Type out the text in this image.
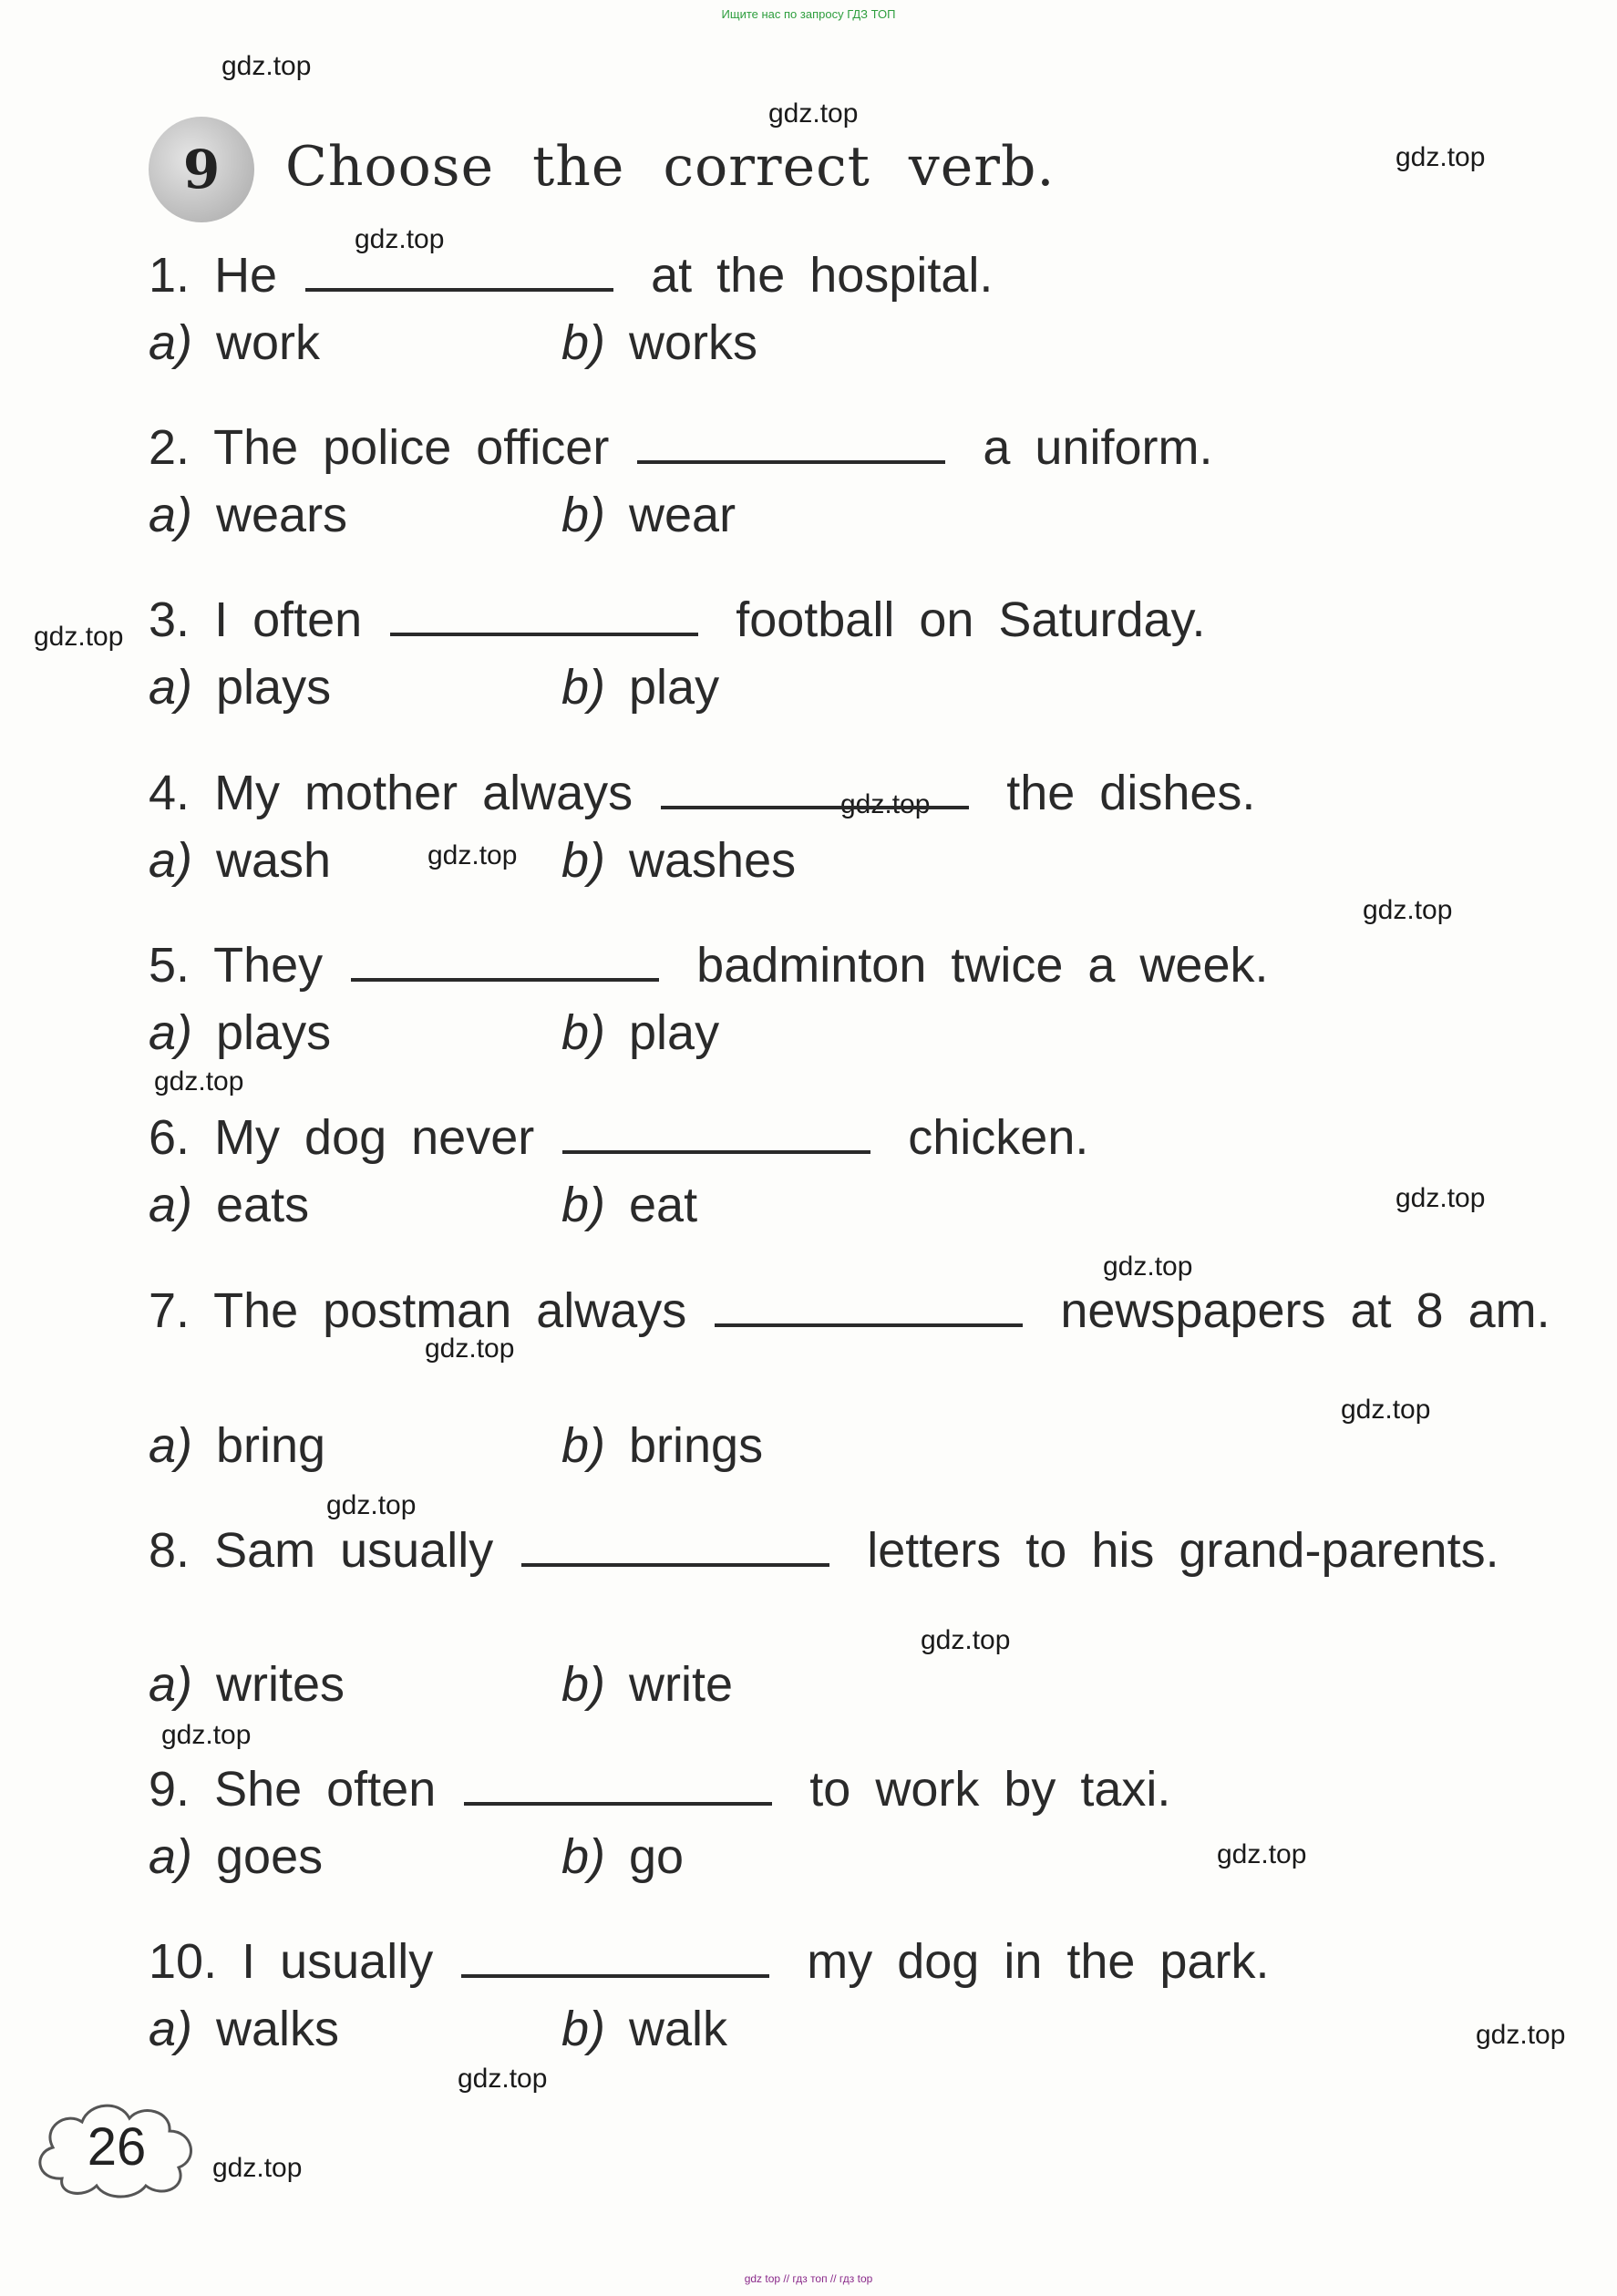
Ищите нас по запросу ГДЗ ТОП
gdz.top
gdz.top
gdz.top
gdz.top
gdz.top
gdz.top
gdz.top
gdz.top
gdz.top
gdz.top
gdz.top
gdz.top
gdz.top
gdz.top
gdz.top
gdz.top
gdz.top
gdz.top
gdz.top
gdz.top
9	Choose the correct verb.
1. He	at the hospital.
a) work	b) works
2. The police officer	a uniform.
a) wears	b) wear
3. I often	football on Saturday.
a) plays	b) play
4. My mother always	the dishes.
a) wash	b) washes
5. They	badminton twice a week.
a) plays	b) play
6. My dog never	chicken.
a) eats	b) eat
7. The postman always	newspapers at 8 am.
a) bring	b) brings
8. Sam usually	letters to his grand-parents.
a) writes	b) write
9. She often	to work by taxi.
a) goes	b) go
10. I usually	my dog in the park.
a) walks	b) walk
26
gdz top // гдз топ // гдз top
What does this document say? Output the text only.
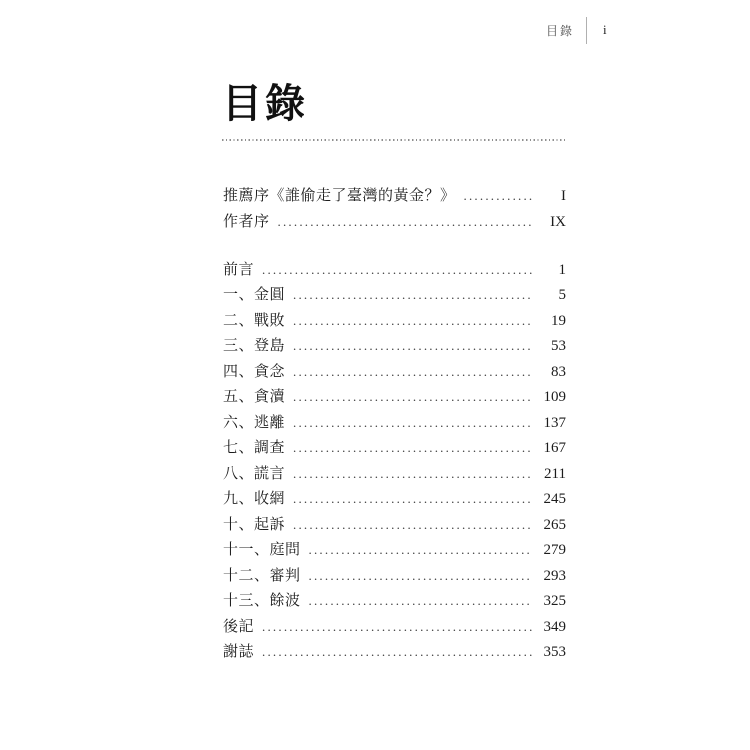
目錄 i
目錄
推薦序《誰偷走了臺灣的黃金？》 .....	I
作者序 .....	IX
前言 .....	1
一、金圓 .....	5
二、戰敗 .....	19
三、登島 .....	53
四、貪念 .....	83
五、貪瀆 .....	109
六、逃離 .....	137
七、調查 .....	167
八、謊言 .....	211
九、收網 .....	245
十、起訴 .....	265
十一、庭問 .....	279
十二、審判 .....	293
十三、餘波 .....	325
後記 .....	349
謝誌 .....	353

◇ ◇ ◇

» Problem requirements:
Work out how many lines of the listing above include the word "always". Reply with nothing but the count.

» Answer below:
2